** Begin **

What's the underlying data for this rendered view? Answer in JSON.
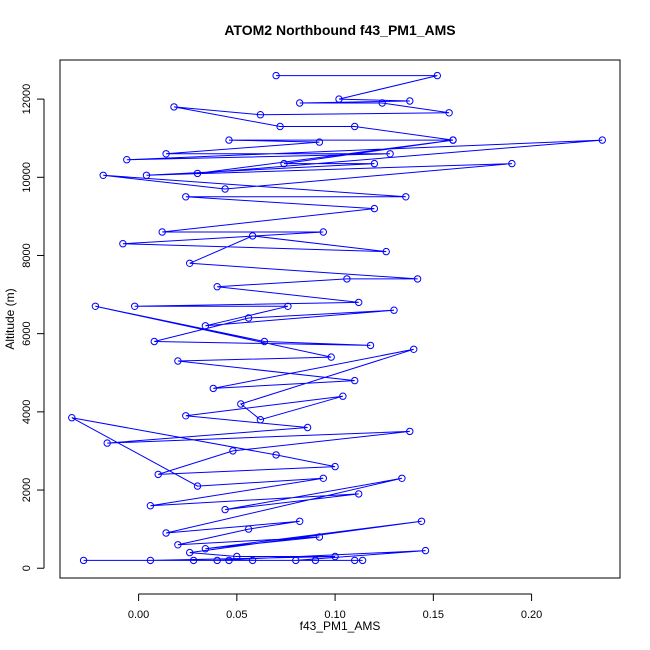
{
  "chart_data": {
    "type": "line",
    "title": "ATOM2 Northbound f43_PM1_AMS",
    "xlabel": "f43_PM1_AMS",
    "ylabel": "Altitude (m)",
    "xlim": [
      -0.04,
      0.245
    ],
    "ylim": [
      -250,
      13000
    ],
    "xticks": [
      0.0,
      0.05,
      0.1,
      0.15,
      0.2
    ],
    "xtick_labels": [
      "0.00",
      "0.05",
      "0.10",
      "0.15",
      "0.20"
    ],
    "yticks": [
      0,
      2000,
      4000,
      6000,
      8000,
      10000,
      12000
    ],
    "ytick_labels": [
      "0",
      "2000",
      "4000",
      "6000",
      "8000",
      "10000",
      "12000"
    ],
    "color": "#0000ff",
    "series": [
      {
        "markers": "open-circle",
        "x": [
          0.07,
          0.152,
          0.102,
          0.138,
          0.082,
          0.124,
          0.158,
          0.062,
          0.018,
          0.072,
          0.11,
          0.16,
          0.046,
          0.092,
          0.014,
          0.128,
          -0.006,
          0.236,
          0.03,
          0.16,
          0.074,
          0.12,
          0.004,
          0.19,
          0.044,
          -0.018,
          0.136,
          0.024,
          0.12,
          0.012,
          0.094,
          -0.008,
          0.126,
          0.058,
          0.026,
          0.142,
          0.106,
          0.04,
          0.112,
          -0.002,
          0.076,
          0.034,
          0.13,
          0.056,
          0.008,
          0.118,
          0.064,
          -0.022,
          0.098,
          0.02,
          0.11,
          0.038,
          0.14,
          0.052,
          0.062,
          0.104,
          0.024,
          0.086,
          -0.016,
          0.138,
          0.048,
          0.01,
          0.1,
          0.07,
          -0.034,
          0.03,
          0.094,
          0.006,
          0.112,
          0.044,
          0.134,
          0.014,
          0.082,
          0.056,
          0.02,
          0.092,
          0.034,
          0.144,
          0.026,
          0.05,
          0.1,
          0.006,
          0.08,
          0.146,
          0.04,
          0.114,
          -0.028,
          0.058,
          0.09,
          0.028,
          0.046,
          0.11
        ],
        "y": [
          12600,
          12600,
          12000,
          11950,
          11900,
          11900,
          11650,
          11600,
          11800,
          11300,
          11300,
          10950,
          10950,
          10900,
          10600,
          10600,
          10450,
          10950,
          10100,
          10950,
          10350,
          10350,
          10050,
          10350,
          9700,
          10050,
          9500,
          9500,
          9200,
          8600,
          8600,
          8300,
          8100,
          8500,
          7800,
          7400,
          7400,
          7200,
          6800,
          6700,
          6700,
          6200,
          6600,
          6400,
          5800,
          5700,
          5800,
          6700,
          5400,
          5300,
          4800,
          4600,
          5600,
          4200,
          3800,
          4400,
          3900,
          3600,
          3200,
          3500,
          3000,
          2400,
          2600,
          2900,
          3850,
          2100,
          2300,
          1600,
          1900,
          1500,
          2300,
          900,
          1200,
          1000,
          600,
          800,
          500,
          1200,
          400,
          300,
          300,
          200,
          200,
          450,
          200,
          200,
          200,
          200,
          200,
          200,
          200,
          200
        ]
      }
    ]
  }
}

** End **

> **Aim**
Transcribe all the lines above exactly, apart from the pictures.

> **Output of the exercise**
What's the underlying data for this rendered view? Answer in JSON.
{
  "chart_data": {
    "type": "line",
    "title": "ATOM2 Northbound f43_PM1_AMS",
    "xlabel": "f43_PM1_AMS",
    "ylabel": "Altitude (m)",
    "xlim": [
      -0.04,
      0.245
    ],
    "ylim": [
      -250,
      13000
    ],
    "xticks": [
      0.0,
      0.05,
      0.1,
      0.15,
      0.2
    ],
    "xtick_labels": [
      "0.00",
      "0.05",
      "0.10",
      "0.15",
      "0.20"
    ],
    "yticks": [
      0,
      2000,
      4000,
      6000,
      8000,
      10000,
      12000
    ],
    "ytick_labels": [
      "0",
      "2000",
      "4000",
      "6000",
      "8000",
      "10000",
      "12000"
    ],
    "color": "#0000ff",
    "series": [
      {
        "markers": "open-circle",
        "x": [
          0.07,
          0.152,
          0.102,
          0.138,
          0.082,
          0.124,
          0.158,
          0.062,
          0.018,
          0.072,
          0.11,
          0.16,
          0.046,
          0.092,
          0.014,
          0.128,
          -0.006,
          0.236,
          0.03,
          0.16,
          0.074,
          0.12,
          0.004,
          0.19,
          0.044,
          -0.018,
          0.136,
          0.024,
          0.12,
          0.012,
          0.094,
          -0.008,
          0.126,
          0.058,
          0.026,
          0.142,
          0.106,
          0.04,
          0.112,
          -0.002,
          0.076,
          0.034,
          0.13,
          0.056,
          0.008,
          0.118,
          0.064,
          -0.022,
          0.098,
          0.02,
          0.11,
          0.038,
          0.14,
          0.052,
          0.062,
          0.104,
          0.024,
          0.086,
          -0.016,
          0.138,
          0.048,
          0.01,
          0.1,
          0.07,
          -0.034,
          0.03,
          0.094,
          0.006,
          0.112,
          0.044,
          0.134,
          0.014,
          0.082,
          0.056,
          0.02,
          0.092,
          0.034,
          0.144,
          0.026,
          0.05,
          0.1,
          0.006,
          0.08,
          0.146,
          0.04,
          0.114,
          -0.028,
          0.058,
          0.09,
          0.028,
          0.046,
          0.11
        ],
        "y": [
          12600,
          12600,
          12000,
          11950,
          11900,
          11900,
          11650,
          11600,
          11800,
          11300,
          11300,
          10950,
          10950,
          10900,
          10600,
          10600,
          10450,
          10950,
          10100,
          10950,
          10350,
          10350,
          10050,
          10350,
          9700,
          10050,
          9500,
          9500,
          9200,
          8600,
          8600,
          8300,
          8100,
          8500,
          7800,
          7400,
          7400,
          7200,
          6800,
          6700,
          6700,
          6200,
          6600,
          6400,
          5800,
          5700,
          5800,
          6700,
          5400,
          5300,
          4800,
          4600,
          5600,
          4200,
          3800,
          4400,
          3900,
          3600,
          3200,
          3500,
          3000,
          2400,
          2600,
          2900,
          3850,
          2100,
          2300,
          1600,
          1900,
          1500,
          2300,
          900,
          1200,
          1000,
          600,
          800,
          500,
          1200,
          400,
          300,
          300,
          200,
          200,
          450,
          200,
          200,
          200,
          200,
          200,
          200,
          200,
          200
        ]
      }
    ]
  }
}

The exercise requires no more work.